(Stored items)
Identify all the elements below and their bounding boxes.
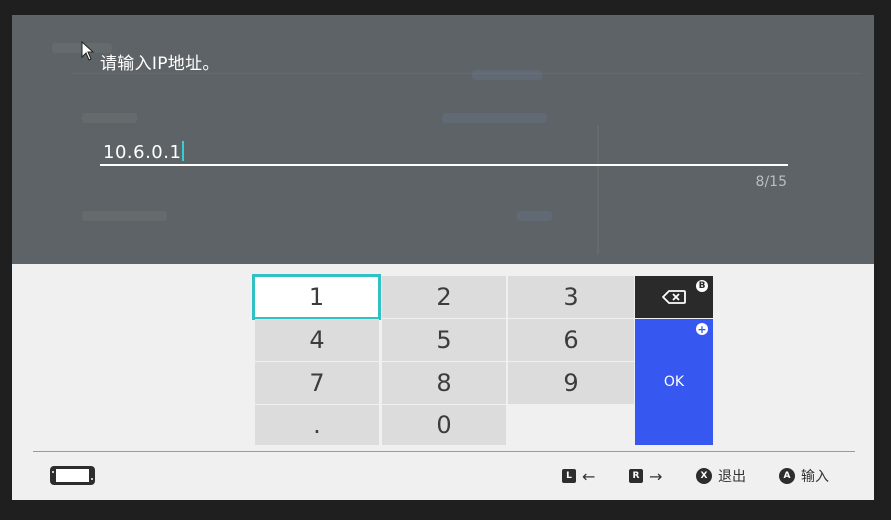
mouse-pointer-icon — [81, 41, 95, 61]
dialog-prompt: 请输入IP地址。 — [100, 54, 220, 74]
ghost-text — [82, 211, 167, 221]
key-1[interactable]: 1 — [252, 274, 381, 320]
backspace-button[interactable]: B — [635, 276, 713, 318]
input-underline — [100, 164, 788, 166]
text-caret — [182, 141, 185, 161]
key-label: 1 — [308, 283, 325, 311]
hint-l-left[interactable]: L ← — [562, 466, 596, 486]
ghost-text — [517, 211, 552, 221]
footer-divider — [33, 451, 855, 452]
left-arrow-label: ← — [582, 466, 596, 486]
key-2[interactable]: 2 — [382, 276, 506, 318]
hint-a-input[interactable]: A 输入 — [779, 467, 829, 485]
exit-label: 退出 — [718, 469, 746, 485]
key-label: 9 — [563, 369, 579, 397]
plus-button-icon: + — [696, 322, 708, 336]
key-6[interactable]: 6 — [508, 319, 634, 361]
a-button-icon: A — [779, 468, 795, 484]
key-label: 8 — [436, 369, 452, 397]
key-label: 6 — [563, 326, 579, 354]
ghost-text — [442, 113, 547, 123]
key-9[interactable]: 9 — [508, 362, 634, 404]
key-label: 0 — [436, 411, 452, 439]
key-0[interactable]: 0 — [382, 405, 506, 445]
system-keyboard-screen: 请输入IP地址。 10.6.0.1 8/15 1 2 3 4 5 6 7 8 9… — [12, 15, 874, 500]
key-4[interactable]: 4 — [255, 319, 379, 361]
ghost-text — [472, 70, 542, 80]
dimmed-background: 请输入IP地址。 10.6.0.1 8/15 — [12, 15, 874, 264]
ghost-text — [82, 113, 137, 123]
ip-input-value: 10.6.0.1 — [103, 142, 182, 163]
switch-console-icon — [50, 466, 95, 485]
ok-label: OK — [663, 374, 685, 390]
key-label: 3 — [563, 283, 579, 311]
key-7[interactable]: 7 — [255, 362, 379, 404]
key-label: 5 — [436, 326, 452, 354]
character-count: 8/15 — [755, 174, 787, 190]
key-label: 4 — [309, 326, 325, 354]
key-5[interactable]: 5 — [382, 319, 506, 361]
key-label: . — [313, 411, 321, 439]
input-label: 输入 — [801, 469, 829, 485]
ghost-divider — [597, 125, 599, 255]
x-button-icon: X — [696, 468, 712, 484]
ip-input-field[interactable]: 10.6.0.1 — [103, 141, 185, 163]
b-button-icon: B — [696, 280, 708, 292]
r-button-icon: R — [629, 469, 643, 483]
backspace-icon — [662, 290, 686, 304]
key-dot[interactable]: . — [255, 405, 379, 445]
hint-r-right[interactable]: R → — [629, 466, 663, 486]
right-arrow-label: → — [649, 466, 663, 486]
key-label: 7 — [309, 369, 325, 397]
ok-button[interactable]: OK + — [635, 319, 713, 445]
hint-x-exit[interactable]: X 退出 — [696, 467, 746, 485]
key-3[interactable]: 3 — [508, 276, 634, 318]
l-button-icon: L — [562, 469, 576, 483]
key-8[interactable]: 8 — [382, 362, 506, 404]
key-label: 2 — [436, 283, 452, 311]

# Exercise brief
Write out again, unchanged, the part of the entries that opens with the line containing "mouse-pointer-icon — [81, 41, 95, 61]" and closes with the line containing "input-label: 输入 — [801, 469, 829, 485]", keeping both of those lines.

# Answer
mouse-pointer-icon — [81, 41, 95, 61]
dialog-prompt: 请输入IP地址。 — [100, 54, 220, 74]
ghost-text — [82, 211, 167, 221]
key-1[interactable]: 1 — [252, 274, 381, 320]
backspace-button[interactable]: B — [635, 276, 713, 318]
input-underline — [100, 164, 788, 166]
text-caret — [182, 141, 185, 161]
key-label: 1 — [308, 283, 325, 311]
hint-l-left[interactable]: L ← — [562, 466, 596, 486]
ghost-text — [517, 211, 552, 221]
footer-divider — [33, 451, 855, 452]
left-arrow-label: ← — [582, 466, 596, 486]
key-2[interactable]: 2 — [382, 276, 506, 318]
hint-a-input[interactable]: A 输入 — [779, 467, 829, 485]
exit-label: 退出 — [718, 469, 746, 485]
key-label: 9 — [563, 369, 579, 397]
plus-button-icon: + — [696, 322, 708, 336]
key-6[interactable]: 6 — [508, 319, 634, 361]
a-button-icon: A — [779, 468, 795, 484]
key-label: 8 — [436, 369, 452, 397]
key-label: 6 — [563, 326, 579, 354]
ghost-text — [442, 113, 547, 123]
key-9[interactable]: 9 — [508, 362, 634, 404]
key-label: 0 — [436, 411, 452, 439]
key-0[interactable]: 0 — [382, 405, 506, 445]
system-keyboard-screen: 请输入IP地址。 10.6.0.1 8/15 1 2 3 4 5 6 7 8 9… — [12, 15, 874, 500]
key-4[interactable]: 4 — [255, 319, 379, 361]
ghost-text — [472, 70, 542, 80]
dimmed-background: 请输入IP地址。 10.6.0.1 8/15 — [12, 15, 874, 264]
ghost-text — [82, 113, 137, 123]
ip-input-value: 10.6.0.1 — [103, 142, 182, 163]
switch-console-icon — [50, 466, 95, 485]
ok-label: OK — [663, 374, 685, 390]
key-label: 3 — [563, 283, 579, 311]
key-7[interactable]: 7 — [255, 362, 379, 404]
key-label: 5 — [436, 326, 452, 354]
character-count: 8/15 — [755, 174, 787, 190]
key-label: 4 — [309, 326, 325, 354]
key-5[interactable]: 5 — [382, 319, 506, 361]
key-label: . — [313, 411, 321, 439]
input-label: 输入 — [801, 469, 829, 485]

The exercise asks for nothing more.